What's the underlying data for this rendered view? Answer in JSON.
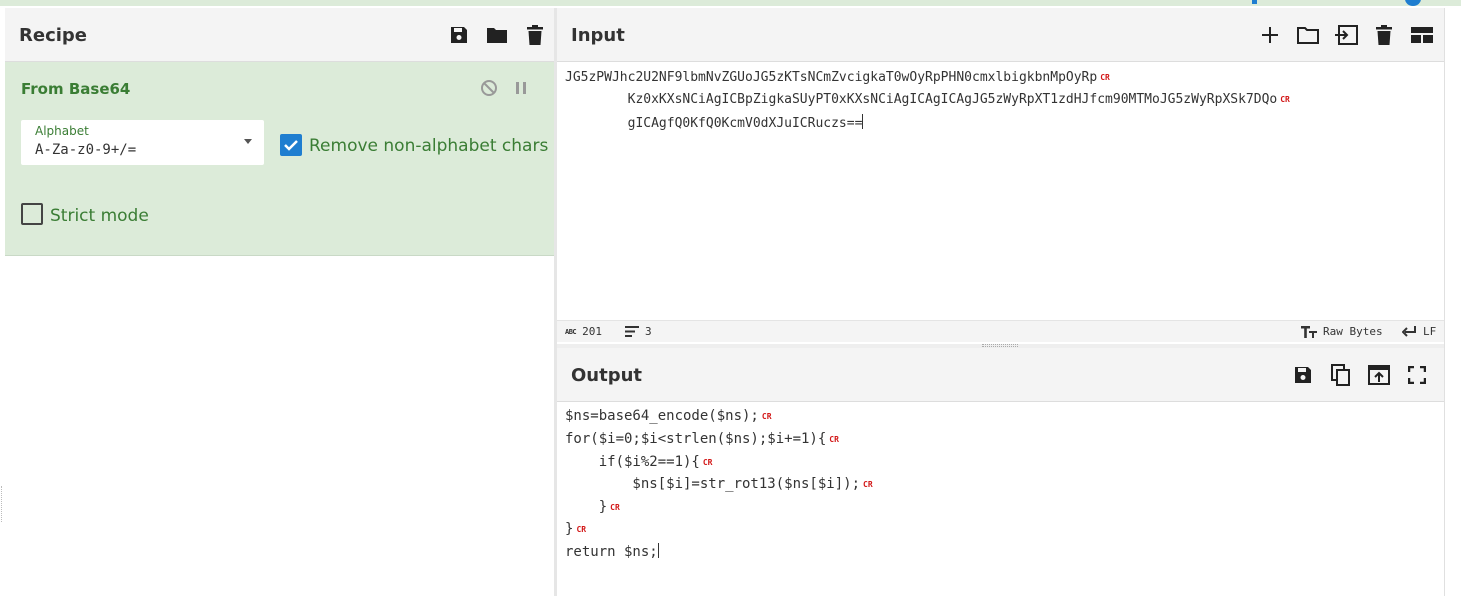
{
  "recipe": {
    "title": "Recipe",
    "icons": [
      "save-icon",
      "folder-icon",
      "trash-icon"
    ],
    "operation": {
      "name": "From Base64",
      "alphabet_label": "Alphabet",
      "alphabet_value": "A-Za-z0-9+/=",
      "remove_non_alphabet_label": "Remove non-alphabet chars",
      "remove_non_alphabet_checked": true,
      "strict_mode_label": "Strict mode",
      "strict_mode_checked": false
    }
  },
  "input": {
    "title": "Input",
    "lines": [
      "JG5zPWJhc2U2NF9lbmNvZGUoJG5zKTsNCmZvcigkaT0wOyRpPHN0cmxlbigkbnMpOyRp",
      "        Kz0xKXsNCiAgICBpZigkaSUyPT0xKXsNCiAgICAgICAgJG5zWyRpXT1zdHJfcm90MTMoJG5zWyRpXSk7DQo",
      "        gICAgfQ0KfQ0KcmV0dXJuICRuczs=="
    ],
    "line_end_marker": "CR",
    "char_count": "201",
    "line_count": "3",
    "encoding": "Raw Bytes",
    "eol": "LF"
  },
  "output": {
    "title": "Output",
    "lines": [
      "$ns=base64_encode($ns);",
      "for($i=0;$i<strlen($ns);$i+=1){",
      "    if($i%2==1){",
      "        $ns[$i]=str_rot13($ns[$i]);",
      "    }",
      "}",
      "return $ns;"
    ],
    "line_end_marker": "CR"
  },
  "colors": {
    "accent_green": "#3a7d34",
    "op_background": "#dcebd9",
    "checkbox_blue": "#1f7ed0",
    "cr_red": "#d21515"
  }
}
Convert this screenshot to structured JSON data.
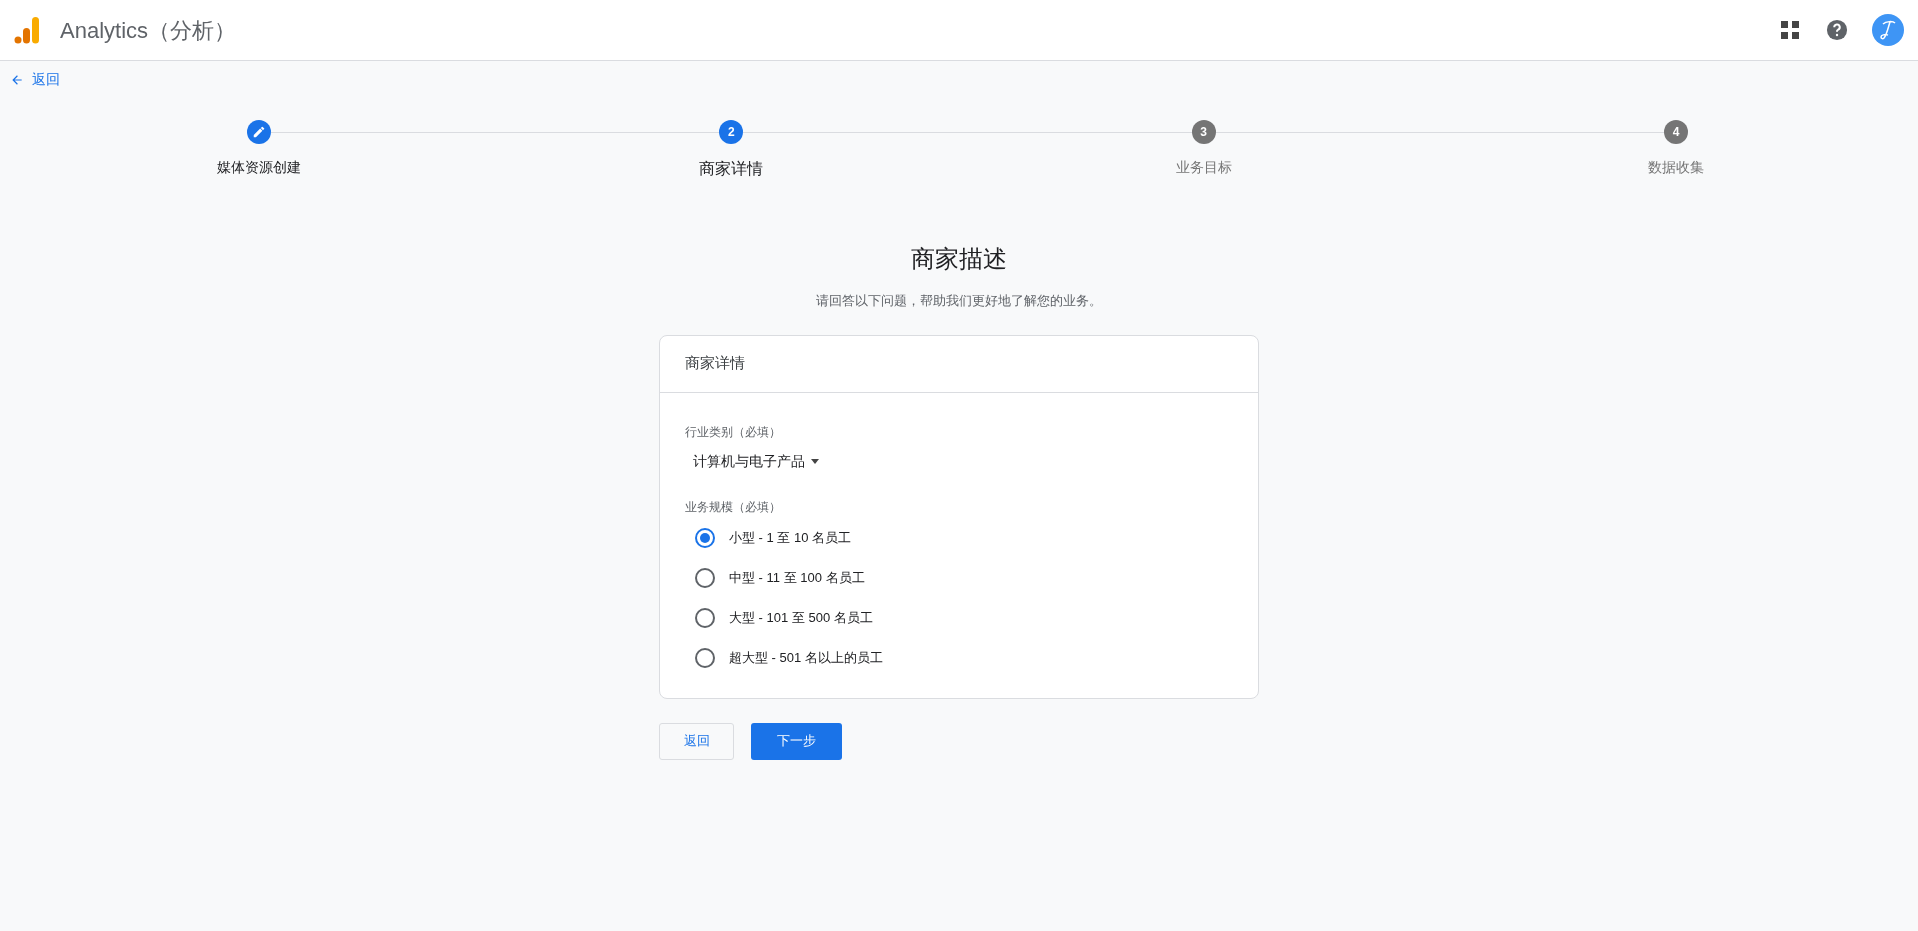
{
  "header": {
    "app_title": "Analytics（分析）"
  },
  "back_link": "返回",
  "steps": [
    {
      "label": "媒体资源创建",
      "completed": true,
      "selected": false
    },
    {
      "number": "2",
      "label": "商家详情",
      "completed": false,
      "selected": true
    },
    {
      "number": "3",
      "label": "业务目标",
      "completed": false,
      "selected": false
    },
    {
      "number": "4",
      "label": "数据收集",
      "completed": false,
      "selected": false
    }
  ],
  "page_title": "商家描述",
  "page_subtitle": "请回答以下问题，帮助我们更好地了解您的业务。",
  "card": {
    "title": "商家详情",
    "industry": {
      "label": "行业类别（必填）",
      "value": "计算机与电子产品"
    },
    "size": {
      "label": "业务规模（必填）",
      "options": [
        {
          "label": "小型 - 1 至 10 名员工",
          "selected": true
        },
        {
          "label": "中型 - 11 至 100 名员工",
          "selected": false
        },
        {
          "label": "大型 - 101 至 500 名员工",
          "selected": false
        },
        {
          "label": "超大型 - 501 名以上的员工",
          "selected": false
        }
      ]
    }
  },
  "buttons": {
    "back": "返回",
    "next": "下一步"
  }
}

++++++++++

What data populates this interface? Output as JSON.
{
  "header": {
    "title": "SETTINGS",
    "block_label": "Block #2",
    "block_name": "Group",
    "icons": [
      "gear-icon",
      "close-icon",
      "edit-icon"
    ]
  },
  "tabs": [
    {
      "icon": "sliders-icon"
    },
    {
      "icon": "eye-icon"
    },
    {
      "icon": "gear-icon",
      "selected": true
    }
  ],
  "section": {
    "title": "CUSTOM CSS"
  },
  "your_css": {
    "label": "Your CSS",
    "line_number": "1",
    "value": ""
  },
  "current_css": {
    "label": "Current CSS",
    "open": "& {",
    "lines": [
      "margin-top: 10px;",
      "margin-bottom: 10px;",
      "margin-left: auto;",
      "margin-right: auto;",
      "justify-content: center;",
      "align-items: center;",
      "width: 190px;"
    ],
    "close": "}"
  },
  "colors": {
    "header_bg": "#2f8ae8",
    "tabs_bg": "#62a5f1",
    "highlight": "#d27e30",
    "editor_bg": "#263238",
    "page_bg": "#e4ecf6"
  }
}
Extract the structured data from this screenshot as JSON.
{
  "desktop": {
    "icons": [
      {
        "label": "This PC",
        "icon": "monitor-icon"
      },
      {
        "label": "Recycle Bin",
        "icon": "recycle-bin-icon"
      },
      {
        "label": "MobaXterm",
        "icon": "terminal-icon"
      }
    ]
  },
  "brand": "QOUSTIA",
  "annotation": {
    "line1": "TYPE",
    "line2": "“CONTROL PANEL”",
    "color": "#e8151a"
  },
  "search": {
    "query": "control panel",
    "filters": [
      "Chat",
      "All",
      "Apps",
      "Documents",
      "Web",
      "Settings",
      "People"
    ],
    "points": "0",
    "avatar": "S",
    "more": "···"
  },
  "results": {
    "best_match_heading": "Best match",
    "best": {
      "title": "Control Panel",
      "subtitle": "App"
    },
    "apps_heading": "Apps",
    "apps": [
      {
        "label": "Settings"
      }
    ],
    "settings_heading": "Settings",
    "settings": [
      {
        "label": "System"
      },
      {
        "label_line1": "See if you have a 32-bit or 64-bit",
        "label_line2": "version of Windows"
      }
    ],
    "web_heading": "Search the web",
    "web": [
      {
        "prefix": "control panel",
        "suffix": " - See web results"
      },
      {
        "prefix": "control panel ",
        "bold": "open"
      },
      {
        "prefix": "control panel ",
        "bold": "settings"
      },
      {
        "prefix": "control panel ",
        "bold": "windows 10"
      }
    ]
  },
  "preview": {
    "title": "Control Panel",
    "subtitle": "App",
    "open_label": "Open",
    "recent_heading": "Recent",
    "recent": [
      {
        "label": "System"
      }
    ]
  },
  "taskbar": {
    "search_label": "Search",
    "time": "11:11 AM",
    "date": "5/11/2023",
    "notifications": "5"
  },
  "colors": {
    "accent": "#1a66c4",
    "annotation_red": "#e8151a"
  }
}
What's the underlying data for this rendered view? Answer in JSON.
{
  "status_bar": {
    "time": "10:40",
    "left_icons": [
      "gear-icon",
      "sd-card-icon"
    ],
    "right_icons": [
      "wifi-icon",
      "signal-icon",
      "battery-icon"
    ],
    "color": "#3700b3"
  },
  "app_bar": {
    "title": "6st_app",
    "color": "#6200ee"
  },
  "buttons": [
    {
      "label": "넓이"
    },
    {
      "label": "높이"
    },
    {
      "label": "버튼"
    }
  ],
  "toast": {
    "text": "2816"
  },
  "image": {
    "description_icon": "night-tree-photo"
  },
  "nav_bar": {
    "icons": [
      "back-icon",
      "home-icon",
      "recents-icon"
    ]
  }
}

++++++++++

■ Given instruction: Nothing but a number is needed here: how many lines hold the string "true"?

■ Complete output: 5